> [JOB]: Copy the lines below as they are; omit the images they contain.
* Begin *
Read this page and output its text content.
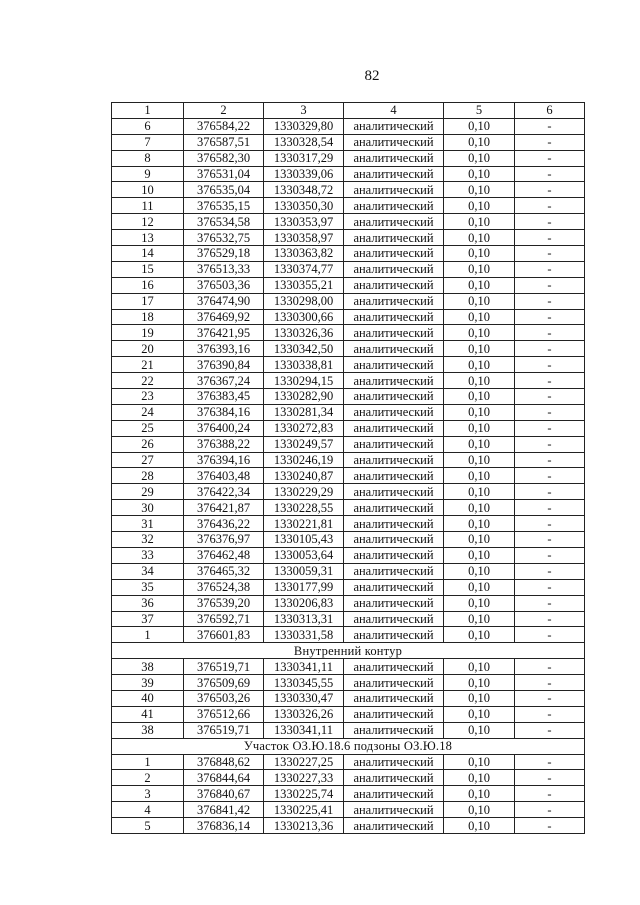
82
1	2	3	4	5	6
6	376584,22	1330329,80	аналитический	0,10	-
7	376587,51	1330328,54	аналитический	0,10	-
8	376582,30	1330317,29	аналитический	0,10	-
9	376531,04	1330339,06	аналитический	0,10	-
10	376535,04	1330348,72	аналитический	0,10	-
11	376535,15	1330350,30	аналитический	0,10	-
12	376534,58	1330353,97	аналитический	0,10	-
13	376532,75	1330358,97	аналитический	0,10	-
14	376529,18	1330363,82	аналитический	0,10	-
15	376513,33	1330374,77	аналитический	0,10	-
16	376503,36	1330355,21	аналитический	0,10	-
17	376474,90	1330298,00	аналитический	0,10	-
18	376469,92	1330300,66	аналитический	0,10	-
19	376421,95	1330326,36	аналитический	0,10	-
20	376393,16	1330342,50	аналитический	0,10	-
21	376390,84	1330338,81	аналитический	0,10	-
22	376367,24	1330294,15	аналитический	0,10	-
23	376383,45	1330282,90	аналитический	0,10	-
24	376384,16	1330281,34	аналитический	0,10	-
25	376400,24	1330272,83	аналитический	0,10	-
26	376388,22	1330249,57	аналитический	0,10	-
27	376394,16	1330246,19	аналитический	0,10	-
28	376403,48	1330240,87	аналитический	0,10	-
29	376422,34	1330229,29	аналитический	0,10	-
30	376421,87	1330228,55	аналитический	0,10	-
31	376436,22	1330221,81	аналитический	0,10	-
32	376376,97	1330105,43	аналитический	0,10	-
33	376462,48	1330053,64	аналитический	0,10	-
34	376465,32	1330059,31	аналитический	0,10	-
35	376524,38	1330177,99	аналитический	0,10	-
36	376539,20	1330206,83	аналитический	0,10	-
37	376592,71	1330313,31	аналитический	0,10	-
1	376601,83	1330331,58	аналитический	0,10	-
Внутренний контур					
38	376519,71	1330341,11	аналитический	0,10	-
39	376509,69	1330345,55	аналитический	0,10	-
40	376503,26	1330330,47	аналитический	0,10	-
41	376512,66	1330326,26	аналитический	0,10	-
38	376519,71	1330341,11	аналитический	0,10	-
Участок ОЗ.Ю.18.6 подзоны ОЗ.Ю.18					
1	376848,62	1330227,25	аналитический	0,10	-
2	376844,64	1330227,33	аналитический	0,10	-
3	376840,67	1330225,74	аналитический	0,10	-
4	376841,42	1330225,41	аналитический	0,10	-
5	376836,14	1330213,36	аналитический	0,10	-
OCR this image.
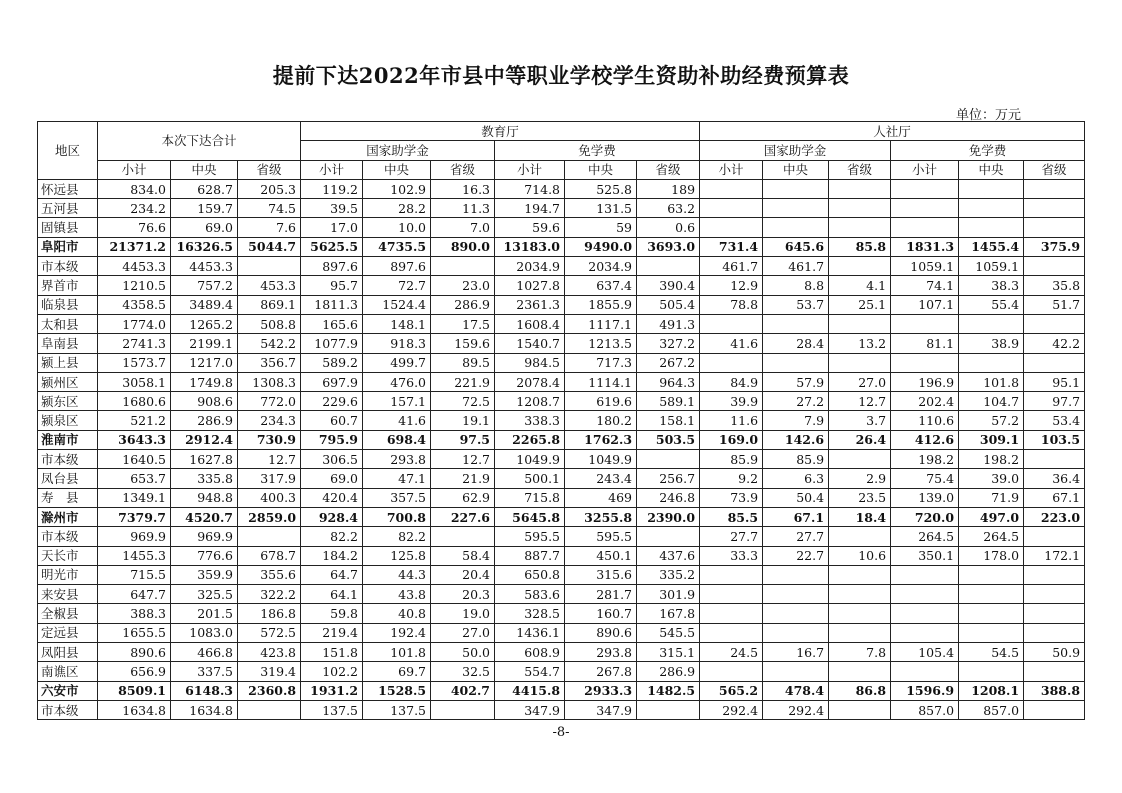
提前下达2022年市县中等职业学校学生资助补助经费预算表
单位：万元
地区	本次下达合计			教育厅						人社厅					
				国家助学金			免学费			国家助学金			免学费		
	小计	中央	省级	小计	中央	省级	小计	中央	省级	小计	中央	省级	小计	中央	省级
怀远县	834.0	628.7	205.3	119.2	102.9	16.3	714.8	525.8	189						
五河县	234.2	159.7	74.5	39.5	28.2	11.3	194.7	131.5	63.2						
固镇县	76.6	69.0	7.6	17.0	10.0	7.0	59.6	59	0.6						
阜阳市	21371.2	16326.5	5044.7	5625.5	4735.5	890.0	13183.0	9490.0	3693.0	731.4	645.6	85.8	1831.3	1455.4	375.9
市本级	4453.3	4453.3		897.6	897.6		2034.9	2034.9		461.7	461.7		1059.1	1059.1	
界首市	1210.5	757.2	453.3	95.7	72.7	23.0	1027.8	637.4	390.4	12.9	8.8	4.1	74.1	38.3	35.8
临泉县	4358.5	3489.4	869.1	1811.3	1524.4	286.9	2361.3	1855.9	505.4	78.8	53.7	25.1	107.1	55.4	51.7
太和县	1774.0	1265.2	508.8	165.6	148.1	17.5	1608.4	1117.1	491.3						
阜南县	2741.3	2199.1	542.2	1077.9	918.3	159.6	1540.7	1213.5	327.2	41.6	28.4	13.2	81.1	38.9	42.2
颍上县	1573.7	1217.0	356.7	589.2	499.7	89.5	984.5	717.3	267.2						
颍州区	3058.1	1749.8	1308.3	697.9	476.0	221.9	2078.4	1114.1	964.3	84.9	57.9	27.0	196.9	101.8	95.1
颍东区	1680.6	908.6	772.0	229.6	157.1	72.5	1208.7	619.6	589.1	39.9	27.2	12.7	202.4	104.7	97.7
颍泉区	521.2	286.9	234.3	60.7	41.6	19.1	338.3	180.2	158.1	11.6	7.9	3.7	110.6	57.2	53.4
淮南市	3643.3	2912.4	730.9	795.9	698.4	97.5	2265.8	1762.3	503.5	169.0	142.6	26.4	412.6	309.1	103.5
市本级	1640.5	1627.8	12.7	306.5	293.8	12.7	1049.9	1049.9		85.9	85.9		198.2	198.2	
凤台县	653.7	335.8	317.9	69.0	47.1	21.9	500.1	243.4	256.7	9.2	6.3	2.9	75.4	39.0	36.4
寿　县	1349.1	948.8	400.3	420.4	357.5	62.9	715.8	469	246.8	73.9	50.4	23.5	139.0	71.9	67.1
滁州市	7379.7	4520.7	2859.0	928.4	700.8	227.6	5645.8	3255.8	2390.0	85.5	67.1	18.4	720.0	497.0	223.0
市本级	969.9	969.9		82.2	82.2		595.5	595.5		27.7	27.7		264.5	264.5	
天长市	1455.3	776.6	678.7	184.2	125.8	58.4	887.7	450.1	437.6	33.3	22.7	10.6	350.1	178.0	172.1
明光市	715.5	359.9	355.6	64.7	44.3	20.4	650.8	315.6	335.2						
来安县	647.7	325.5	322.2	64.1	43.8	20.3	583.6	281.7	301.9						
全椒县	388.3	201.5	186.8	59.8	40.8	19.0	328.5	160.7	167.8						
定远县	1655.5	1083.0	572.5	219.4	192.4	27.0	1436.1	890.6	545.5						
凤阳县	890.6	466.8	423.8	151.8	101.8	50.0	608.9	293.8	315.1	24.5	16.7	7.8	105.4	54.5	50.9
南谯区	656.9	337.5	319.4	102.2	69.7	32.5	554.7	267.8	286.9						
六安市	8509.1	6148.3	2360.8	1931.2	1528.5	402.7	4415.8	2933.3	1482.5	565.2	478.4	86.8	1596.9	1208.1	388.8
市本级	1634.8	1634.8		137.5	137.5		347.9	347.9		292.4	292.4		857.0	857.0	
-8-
* End *
> [EXERCISE RESULT]:
Read this page and output its text content.
82
1	2	3	4	5	6
6	376584,22	1330329,80	аналитический	0,10	-
7	376587,51	1330328,54	аналитический	0,10	-
8	376582,30	1330317,29	аналитический	0,10	-
9	376531,04	1330339,06	аналитический	0,10	-
10	376535,04	1330348,72	аналитический	0,10	-
11	376535,15	1330350,30	аналитический	0,10	-
12	376534,58	1330353,97	аналитический	0,10	-
13	376532,75	1330358,97	аналитический	0,10	-
14	376529,18	1330363,82	аналитический	0,10	-
15	376513,33	1330374,77	аналитический	0,10	-
16	376503,36	1330355,21	аналитический	0,10	-
17	376474,90	1330298,00	аналитический	0,10	-
18	376469,92	1330300,66	аналитический	0,10	-
19	376421,95	1330326,36	аналитический	0,10	-
20	376393,16	1330342,50	аналитический	0,10	-
21	376390,84	1330338,81	аналитический	0,10	-
22	376367,24	1330294,15	аналитический	0,10	-
23	376383,45	1330282,90	аналитический	0,10	-
24	376384,16	1330281,34	аналитический	0,10	-
25	376400,24	1330272,83	аналитический	0,10	-
26	376388,22	1330249,57	аналитический	0,10	-
27	376394,16	1330246,19	аналитический	0,10	-
28	376403,48	1330240,87	аналитический	0,10	-
29	376422,34	1330229,29	аналитический	0,10	-
30	376421,87	1330228,55	аналитический	0,10	-
31	376436,22	1330221,81	аналитический	0,10	-
32	376376,97	1330105,43	аналитический	0,10	-
33	376462,48	1330053,64	аналитический	0,10	-
34	376465,32	1330059,31	аналитический	0,10	-
35	376524,38	1330177,99	аналитический	0,10	-
36	376539,20	1330206,83	аналитический	0,10	-
37	376592,71	1330313,31	аналитический	0,10	-
1	376601,83	1330331,58	аналитический	0,10	-
Внутренний контур					
38	376519,71	1330341,11	аналитический	0,10	-
39	376509,69	1330345,55	аналитический	0,10	-
40	376503,26	1330330,47	аналитический	0,10	-
41	376512,66	1330326,26	аналитический	0,10	-
38	376519,71	1330341,11	аналитический	0,10	-
Участок ОЗ.Ю.18.6 подзоны ОЗ.Ю.18					
1	376848,62	1330227,25	аналитический	0,10	-
2	376844,64	1330227,33	аналитический	0,10	-
3	376840,67	1330225,74	аналитический	0,10	-
4	376841,42	1330225,41	аналитический	0,10	-
5	376836,14	1330213,36	аналитический	0,10	-
OCR this image.
提前下达2022年市县中等职业学校学生资助补助经费预算表
单位：万元
地区	本次下达合计			教育厅						人社厅					
				国家助学金			免学费			国家助学金			免学费		
	小计	中央	省级	小计	中央	省级	小计	中央	省级	小计	中央	省级	小计	中央	省级
怀远县	834.0	628.7	205.3	119.2	102.9	16.3	714.8	525.8	189						
五河县	234.2	159.7	74.5	39.5	28.2	11.3	194.7	131.5	63.2						
固镇县	76.6	69.0	7.6	17.0	10.0	7.0	59.6	59	0.6						
阜阳市	21371.2	16326.5	5044.7	5625.5	4735.5	890.0	13183.0	9490.0	3693.0	731.4	645.6	85.8	1831.3	1455.4	375.9
市本级	4453.3	4453.3		897.6	897.6		2034.9	2034.9		461.7	461.7		1059.1	1059.1	
界首市	1210.5	757.2	453.3	95.7	72.7	23.0	1027.8	637.4	390.4	12.9	8.8	4.1	74.1	38.3	35.8
临泉县	4358.5	3489.4	869.1	1811.3	1524.4	286.9	2361.3	1855.9	505.4	78.8	53.7	25.1	107.1	55.4	51.7
太和县	1774.0	1265.2	508.8	165.6	148.1	17.5	1608.4	1117.1	491.3						
阜南县	2741.3	2199.1	542.2	1077.9	918.3	159.6	1540.7	1213.5	327.2	41.6	28.4	13.2	81.1	38.9	42.2
颍上县	1573.7	1217.0	356.7	589.2	499.7	89.5	984.5	717.3	267.2						
颍州区	3058.1	1749.8	1308.3	697.9	476.0	221.9	2078.4	1114.1	964.3	84.9	57.9	27.0	196.9	101.8	95.1
颍东区	1680.6	908.6	772.0	229.6	157.1	72.5	1208.7	619.6	589.1	39.9	27.2	12.7	202.4	104.7	97.7
颍泉区	521.2	286.9	234.3	60.7	41.6	19.1	338.3	180.2	158.1	11.6	7.9	3.7	110.6	57.2	53.4
淮南市	3643.3	2912.4	730.9	795.9	698.4	97.5	2265.8	1762.3	503.5	169.0	142.6	26.4	412.6	309.1	103.5
市本级	1640.5	1627.8	12.7	306.5	293.8	12.7	1049.9	1049.9		85.9	85.9		198.2	198.2	
凤台县	653.7	335.8	317.9	69.0	47.1	21.9	500.1	243.4	256.7	9.2	6.3	2.9	75.4	39.0	36.4
寿　县	1349.1	948.8	400.3	420.4	357.5	62.9	715.8	469	246.8	73.9	50.4	23.5	139.0	71.9	67.1
滁州市	7379.7	4520.7	2859.0	928.4	700.8	227.6	5645.8	3255.8	2390.0	85.5	67.1	18.4	720.0	497.0	223.0
市本级	969.9	969.9		82.2	82.2		595.5	595.5		27.7	27.7		264.5	264.5	
天长市	1455.3	776.6	678.7	184.2	125.8	58.4	887.7	450.1	437.6	33.3	22.7	10.6	350.1	178.0	172.1
明光市	715.5	359.9	355.6	64.7	44.3	20.4	650.8	315.6	335.2						
来安县	647.7	325.5	322.2	64.1	43.8	20.3	583.6	281.7	301.9						
全椒县	388.3	201.5	186.8	59.8	40.8	19.0	328.5	160.7	167.8						
定远县	1655.5	1083.0	572.5	219.4	192.4	27.0	1436.1	890.6	545.5						
凤阳县	890.6	466.8	423.8	151.8	101.8	50.0	608.9	293.8	315.1	24.5	16.7	7.8	105.4	54.5	50.9
南谯区	656.9	337.5	319.4	102.2	69.7	32.5	554.7	267.8	286.9						
六安市	8509.1	6148.3	2360.8	1931.2	1528.5	402.7	4415.8	2933.3	1482.5	565.2	478.4	86.8	1596.9	1208.1	388.8
市本级	1634.8	1634.8		137.5	137.5		347.9	347.9		292.4	292.4		857.0	857.0	
-8-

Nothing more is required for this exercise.